■ Stored dataset items
--------

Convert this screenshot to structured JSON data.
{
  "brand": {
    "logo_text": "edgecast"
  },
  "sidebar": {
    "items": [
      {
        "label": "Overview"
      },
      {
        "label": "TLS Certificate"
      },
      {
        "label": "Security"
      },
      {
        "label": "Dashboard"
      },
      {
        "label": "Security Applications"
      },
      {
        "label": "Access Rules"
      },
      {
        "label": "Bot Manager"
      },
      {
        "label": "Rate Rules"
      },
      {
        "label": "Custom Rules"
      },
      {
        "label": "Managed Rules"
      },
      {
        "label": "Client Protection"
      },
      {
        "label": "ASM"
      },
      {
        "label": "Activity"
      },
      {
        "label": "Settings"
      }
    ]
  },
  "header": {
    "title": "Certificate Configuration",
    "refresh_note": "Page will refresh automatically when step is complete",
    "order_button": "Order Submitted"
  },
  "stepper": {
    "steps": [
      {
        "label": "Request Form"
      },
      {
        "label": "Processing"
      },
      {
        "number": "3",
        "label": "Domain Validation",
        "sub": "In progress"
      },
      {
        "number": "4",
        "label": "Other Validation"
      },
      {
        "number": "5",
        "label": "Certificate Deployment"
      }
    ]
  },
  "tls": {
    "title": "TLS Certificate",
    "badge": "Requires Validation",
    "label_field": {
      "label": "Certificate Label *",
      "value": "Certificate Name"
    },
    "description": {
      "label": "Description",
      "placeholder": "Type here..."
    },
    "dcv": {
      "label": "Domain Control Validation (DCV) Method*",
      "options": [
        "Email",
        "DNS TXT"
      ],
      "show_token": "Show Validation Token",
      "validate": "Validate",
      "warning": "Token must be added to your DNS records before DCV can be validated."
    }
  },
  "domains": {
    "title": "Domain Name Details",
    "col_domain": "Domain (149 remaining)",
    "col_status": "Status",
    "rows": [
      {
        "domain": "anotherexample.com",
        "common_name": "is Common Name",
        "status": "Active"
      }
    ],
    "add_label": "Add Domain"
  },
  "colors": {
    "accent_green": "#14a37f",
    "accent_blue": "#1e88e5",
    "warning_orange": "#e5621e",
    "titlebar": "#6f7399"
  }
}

--------

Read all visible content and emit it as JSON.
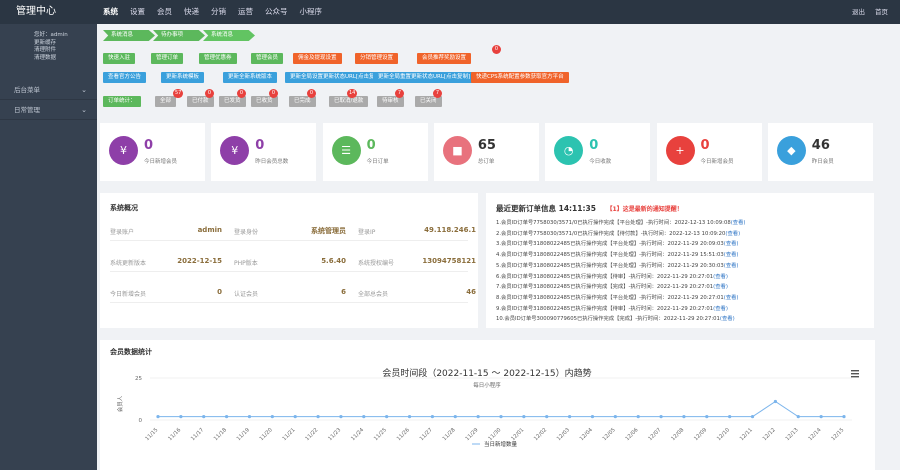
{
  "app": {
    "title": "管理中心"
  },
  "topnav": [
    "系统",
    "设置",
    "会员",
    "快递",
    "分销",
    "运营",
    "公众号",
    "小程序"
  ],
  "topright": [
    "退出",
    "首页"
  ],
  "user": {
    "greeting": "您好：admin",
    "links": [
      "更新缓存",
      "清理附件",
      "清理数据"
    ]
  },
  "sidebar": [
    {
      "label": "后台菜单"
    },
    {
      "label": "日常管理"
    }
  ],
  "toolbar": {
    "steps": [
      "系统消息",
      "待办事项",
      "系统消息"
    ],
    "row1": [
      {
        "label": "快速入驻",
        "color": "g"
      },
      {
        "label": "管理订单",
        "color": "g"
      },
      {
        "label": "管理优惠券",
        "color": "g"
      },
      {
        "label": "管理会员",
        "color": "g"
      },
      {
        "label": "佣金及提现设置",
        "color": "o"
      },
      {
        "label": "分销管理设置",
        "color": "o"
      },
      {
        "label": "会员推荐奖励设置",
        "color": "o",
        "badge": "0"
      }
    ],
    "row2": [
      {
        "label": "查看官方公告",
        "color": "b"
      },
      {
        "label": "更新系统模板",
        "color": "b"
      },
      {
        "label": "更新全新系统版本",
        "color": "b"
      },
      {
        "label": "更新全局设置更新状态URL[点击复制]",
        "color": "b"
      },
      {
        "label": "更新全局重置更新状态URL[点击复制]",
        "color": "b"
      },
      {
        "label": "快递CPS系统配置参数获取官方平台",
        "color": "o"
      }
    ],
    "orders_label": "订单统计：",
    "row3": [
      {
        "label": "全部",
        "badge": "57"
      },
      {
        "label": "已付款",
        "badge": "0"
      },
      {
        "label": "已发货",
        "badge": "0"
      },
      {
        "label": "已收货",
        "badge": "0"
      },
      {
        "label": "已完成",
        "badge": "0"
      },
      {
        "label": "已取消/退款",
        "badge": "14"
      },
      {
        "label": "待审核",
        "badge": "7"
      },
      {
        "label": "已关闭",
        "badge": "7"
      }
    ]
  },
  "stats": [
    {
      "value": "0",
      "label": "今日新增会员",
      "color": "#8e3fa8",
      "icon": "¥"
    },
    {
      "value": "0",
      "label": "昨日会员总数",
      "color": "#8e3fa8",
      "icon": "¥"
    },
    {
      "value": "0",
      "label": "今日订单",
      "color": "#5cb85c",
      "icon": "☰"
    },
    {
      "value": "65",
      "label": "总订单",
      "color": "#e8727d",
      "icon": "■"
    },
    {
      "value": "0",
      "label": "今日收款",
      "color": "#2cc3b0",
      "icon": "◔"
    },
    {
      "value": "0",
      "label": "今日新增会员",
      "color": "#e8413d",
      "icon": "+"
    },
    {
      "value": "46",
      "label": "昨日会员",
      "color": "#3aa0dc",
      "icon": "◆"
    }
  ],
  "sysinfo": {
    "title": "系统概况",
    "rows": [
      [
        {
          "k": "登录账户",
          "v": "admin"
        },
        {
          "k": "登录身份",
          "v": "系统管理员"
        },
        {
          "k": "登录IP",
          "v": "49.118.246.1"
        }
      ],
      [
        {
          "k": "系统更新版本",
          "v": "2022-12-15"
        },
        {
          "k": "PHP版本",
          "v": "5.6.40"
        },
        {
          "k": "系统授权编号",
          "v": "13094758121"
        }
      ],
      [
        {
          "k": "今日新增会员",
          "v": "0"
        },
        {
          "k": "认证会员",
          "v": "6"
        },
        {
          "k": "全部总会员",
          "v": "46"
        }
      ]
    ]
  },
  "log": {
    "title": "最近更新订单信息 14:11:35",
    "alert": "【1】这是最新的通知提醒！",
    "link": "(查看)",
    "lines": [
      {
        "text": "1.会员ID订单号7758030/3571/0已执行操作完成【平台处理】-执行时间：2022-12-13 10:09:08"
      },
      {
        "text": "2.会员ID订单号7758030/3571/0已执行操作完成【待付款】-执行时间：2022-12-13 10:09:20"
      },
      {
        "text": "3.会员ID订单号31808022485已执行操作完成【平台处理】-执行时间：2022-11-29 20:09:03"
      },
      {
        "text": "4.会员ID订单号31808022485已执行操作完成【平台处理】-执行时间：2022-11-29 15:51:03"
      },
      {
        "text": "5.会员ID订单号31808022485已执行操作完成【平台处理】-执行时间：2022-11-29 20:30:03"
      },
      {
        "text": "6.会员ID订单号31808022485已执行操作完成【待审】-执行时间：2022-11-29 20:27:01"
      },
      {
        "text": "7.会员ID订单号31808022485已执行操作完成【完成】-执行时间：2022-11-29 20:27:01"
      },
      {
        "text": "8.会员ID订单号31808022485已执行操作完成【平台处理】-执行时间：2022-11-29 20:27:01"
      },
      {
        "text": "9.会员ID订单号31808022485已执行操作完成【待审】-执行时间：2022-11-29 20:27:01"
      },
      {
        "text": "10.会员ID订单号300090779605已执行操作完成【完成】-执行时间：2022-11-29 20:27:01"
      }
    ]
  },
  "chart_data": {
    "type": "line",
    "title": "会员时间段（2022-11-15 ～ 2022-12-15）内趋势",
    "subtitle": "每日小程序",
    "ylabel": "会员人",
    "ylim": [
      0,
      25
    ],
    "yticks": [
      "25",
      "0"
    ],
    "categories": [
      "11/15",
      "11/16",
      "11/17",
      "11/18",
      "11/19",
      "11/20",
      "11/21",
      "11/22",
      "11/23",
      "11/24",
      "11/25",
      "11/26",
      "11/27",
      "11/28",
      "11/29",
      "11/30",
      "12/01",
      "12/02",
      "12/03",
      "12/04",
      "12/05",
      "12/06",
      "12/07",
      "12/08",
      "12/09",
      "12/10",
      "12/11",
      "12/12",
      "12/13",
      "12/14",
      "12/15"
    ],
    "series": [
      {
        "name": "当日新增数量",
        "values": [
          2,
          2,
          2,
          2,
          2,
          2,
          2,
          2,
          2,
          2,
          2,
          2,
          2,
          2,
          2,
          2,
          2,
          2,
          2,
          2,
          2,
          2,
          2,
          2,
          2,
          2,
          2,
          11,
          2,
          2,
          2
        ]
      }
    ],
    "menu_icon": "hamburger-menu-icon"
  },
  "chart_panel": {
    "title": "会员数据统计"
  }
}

--------

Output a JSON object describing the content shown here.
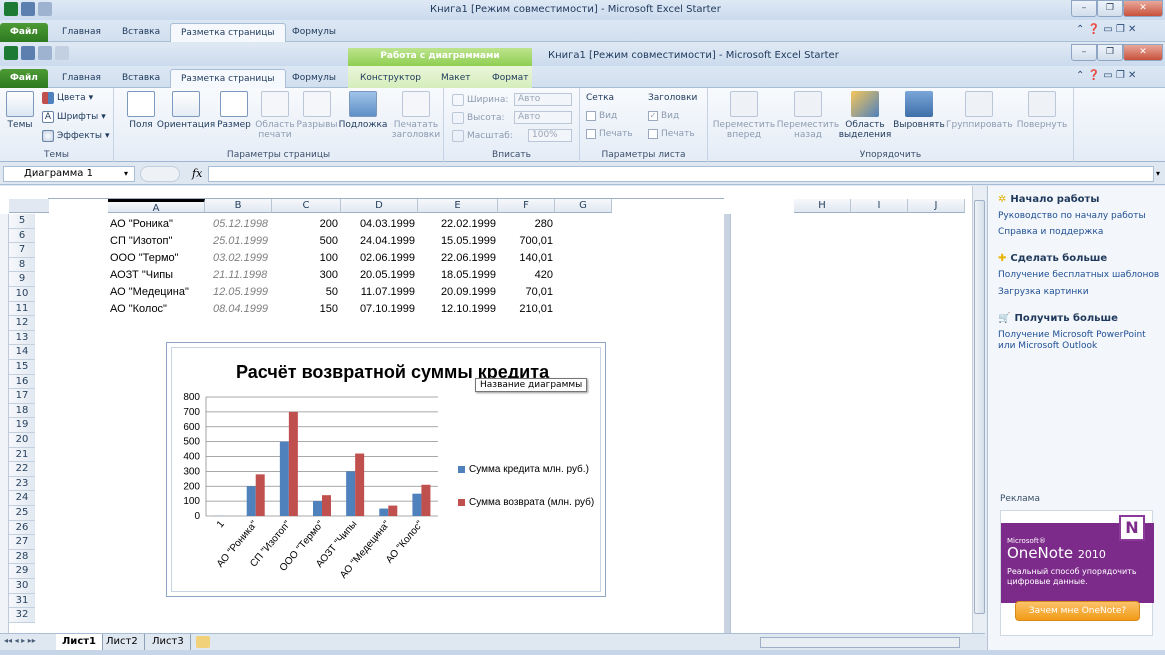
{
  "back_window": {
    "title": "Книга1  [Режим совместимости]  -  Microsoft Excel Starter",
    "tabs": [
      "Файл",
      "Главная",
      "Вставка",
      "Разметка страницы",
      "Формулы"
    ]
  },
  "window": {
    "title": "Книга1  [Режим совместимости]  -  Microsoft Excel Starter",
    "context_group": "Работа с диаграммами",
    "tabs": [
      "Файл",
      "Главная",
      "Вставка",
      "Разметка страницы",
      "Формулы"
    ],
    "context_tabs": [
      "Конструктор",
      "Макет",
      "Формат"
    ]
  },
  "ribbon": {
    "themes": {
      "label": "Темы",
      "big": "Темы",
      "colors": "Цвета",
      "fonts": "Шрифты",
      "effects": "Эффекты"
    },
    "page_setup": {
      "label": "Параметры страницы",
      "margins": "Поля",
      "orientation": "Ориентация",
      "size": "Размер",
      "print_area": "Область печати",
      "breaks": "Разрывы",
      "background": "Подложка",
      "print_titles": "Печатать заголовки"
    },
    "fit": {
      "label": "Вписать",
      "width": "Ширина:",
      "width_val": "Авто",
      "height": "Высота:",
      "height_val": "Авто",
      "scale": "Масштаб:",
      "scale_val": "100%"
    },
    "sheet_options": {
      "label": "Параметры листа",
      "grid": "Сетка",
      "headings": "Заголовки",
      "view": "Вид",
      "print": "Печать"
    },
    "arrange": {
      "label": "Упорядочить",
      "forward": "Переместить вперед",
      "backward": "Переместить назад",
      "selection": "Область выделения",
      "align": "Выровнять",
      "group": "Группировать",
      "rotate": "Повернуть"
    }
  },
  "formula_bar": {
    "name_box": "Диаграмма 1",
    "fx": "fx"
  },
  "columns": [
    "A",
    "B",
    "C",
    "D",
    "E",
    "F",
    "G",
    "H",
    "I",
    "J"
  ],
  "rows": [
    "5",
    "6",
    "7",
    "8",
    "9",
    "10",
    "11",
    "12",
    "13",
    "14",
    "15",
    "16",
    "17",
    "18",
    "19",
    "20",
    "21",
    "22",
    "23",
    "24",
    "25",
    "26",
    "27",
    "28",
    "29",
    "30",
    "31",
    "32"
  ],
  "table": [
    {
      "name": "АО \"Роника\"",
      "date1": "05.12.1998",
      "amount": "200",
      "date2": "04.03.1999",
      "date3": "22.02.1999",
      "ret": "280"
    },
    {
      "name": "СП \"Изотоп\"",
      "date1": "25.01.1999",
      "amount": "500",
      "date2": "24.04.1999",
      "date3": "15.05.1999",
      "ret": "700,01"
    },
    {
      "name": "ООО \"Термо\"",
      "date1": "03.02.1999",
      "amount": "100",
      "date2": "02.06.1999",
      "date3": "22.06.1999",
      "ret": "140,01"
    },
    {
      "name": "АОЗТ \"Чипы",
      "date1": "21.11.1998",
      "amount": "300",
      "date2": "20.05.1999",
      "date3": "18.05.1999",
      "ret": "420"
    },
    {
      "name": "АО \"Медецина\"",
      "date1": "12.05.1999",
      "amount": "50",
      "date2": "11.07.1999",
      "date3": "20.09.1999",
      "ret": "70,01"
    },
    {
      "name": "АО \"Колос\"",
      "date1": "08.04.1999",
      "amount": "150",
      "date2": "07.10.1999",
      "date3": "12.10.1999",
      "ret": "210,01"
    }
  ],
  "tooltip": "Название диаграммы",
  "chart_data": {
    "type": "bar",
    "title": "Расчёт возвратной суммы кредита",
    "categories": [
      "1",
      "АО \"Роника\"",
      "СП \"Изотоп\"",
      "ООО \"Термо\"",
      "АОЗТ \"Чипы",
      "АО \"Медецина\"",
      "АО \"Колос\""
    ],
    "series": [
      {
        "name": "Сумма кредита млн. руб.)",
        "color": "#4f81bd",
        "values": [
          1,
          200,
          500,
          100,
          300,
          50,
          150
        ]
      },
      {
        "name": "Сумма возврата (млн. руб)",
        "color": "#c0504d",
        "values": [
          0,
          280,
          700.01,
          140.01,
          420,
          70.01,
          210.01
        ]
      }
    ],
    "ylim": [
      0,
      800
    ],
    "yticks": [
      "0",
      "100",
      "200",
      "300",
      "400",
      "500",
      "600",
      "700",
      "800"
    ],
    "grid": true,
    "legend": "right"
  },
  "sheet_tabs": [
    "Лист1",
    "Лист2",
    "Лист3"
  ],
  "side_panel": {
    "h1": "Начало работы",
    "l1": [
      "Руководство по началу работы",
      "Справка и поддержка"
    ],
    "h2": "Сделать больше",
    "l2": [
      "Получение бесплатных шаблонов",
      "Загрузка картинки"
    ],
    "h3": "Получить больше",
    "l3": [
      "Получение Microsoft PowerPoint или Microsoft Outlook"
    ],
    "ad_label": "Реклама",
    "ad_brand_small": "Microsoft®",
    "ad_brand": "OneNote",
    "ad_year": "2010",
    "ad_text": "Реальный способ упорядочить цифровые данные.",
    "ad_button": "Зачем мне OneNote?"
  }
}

--------

■ Challenge
Which lines above contain the word "content"? Copy each of them.

■ Solution to this problem
Read all visible content and emit it as JSON.
Output a JSON object describing the content shown here.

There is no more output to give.